■ EXTRACTED DATA ■

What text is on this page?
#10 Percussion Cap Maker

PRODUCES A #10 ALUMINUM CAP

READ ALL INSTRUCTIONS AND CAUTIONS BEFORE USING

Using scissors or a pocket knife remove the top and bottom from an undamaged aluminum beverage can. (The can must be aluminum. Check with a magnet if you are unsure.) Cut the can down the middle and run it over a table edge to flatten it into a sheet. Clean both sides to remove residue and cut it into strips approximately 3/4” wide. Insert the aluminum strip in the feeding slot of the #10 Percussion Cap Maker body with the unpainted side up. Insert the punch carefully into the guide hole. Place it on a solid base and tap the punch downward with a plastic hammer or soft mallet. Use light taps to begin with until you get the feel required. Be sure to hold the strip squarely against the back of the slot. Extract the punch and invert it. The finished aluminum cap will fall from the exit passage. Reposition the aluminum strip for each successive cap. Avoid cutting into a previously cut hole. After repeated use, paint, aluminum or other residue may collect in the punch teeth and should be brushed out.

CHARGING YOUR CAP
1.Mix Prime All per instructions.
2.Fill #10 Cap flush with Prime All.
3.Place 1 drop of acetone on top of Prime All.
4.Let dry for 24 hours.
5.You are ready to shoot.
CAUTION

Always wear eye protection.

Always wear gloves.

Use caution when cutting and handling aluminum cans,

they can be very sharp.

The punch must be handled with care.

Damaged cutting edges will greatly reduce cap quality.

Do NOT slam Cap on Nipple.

■ WHAT THE TASK ASKS ■
Show the lines from the data above that contain the string "Always".

■ TASK RESPONSE ■
Always wear eye protection.
Always wear gloves.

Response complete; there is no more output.